- **Your task**
Extract, from the listing that follows, each line containing the word "Édition".

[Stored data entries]
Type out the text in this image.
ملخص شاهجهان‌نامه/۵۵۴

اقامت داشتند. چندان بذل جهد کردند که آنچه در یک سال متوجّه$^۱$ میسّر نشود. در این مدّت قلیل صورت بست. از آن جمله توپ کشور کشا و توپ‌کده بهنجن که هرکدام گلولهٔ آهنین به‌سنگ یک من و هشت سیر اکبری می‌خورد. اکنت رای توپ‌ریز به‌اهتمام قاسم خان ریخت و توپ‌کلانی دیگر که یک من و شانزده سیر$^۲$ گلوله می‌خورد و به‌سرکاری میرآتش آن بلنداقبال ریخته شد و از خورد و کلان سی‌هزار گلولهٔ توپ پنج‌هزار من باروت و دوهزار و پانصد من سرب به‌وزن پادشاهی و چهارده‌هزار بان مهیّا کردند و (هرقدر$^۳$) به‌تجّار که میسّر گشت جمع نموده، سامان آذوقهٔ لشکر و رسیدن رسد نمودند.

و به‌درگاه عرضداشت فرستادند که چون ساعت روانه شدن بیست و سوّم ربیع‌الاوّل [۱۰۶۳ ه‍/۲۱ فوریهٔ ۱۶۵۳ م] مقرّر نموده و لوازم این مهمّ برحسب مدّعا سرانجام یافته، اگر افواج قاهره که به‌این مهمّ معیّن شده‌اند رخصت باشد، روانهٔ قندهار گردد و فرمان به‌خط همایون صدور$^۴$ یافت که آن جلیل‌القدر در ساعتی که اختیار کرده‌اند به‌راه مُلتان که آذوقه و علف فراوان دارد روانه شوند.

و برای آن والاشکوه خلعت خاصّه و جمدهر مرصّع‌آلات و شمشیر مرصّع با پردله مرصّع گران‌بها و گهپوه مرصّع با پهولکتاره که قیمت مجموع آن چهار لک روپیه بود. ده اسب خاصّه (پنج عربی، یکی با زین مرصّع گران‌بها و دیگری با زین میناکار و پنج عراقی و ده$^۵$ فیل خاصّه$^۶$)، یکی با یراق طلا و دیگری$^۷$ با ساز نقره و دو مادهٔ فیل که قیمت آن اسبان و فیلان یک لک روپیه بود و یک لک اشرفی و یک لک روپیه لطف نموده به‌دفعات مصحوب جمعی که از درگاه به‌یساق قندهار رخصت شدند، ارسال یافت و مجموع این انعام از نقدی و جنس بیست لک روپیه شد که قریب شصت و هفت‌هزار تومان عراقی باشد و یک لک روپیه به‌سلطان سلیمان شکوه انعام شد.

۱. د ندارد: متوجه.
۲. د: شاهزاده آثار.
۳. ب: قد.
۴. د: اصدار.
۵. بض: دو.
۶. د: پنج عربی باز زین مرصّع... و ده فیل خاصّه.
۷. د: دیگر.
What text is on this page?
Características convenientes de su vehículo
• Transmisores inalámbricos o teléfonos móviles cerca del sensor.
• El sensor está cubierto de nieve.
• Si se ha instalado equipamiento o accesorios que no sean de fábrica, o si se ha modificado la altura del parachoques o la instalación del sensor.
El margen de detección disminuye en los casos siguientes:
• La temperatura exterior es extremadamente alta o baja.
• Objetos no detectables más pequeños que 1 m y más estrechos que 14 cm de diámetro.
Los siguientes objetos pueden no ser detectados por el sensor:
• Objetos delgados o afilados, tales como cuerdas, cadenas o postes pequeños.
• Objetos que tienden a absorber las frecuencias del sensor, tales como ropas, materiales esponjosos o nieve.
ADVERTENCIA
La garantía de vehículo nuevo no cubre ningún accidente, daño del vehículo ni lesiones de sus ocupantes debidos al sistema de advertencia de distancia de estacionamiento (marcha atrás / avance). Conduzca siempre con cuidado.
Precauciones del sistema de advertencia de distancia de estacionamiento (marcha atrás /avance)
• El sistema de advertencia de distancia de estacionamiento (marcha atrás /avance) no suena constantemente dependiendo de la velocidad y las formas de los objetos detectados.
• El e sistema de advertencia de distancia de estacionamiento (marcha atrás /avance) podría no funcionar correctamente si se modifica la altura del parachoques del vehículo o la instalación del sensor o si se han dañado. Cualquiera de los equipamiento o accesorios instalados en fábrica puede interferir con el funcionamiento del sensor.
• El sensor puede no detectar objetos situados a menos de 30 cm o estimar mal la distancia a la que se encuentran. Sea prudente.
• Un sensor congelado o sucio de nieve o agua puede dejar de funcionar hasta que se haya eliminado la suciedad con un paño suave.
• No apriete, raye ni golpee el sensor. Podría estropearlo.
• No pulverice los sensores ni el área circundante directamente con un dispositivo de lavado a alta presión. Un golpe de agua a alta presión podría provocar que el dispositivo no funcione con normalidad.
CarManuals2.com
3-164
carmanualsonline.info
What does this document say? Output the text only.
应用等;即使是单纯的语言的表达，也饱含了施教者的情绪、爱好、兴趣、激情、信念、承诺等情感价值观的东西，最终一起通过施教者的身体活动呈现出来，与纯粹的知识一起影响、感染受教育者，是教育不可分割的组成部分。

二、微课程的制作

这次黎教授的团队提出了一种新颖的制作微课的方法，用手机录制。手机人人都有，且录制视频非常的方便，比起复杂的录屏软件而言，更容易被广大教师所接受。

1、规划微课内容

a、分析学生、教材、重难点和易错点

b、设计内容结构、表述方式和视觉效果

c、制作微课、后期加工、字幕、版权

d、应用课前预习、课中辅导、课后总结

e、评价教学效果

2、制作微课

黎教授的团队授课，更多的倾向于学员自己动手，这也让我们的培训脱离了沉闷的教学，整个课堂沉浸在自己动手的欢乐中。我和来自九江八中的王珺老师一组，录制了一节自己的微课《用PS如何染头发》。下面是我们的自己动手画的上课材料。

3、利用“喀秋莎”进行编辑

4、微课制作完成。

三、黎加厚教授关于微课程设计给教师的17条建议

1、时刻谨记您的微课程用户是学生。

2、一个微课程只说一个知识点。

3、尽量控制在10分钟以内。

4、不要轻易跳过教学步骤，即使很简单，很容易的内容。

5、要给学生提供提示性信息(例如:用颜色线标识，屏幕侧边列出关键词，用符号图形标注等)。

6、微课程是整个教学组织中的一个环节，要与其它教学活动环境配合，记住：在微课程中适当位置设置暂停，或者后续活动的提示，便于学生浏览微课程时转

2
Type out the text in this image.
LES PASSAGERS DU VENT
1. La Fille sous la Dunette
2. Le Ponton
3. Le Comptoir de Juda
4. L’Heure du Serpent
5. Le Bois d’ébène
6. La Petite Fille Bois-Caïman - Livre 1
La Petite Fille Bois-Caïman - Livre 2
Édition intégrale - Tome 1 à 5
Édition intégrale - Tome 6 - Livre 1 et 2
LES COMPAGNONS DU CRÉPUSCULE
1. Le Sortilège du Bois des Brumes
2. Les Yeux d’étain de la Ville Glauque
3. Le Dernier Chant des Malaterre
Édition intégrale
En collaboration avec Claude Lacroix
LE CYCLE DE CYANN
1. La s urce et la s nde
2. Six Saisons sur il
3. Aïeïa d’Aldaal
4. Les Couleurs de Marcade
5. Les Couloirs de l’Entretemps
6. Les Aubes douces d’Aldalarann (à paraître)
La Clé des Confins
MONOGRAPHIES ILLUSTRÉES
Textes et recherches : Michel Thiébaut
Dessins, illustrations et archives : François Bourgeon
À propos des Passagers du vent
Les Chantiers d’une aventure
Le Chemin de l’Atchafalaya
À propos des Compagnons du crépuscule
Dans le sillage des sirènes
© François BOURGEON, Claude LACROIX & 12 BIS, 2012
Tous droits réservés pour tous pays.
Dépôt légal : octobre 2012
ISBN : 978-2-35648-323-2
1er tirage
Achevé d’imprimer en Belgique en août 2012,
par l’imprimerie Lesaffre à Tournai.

- **Solution below**
Édition intégrale - Tome 1 à 5
Édition intégrale - Tome 6 - Livre 1 et 2
Édition intégrale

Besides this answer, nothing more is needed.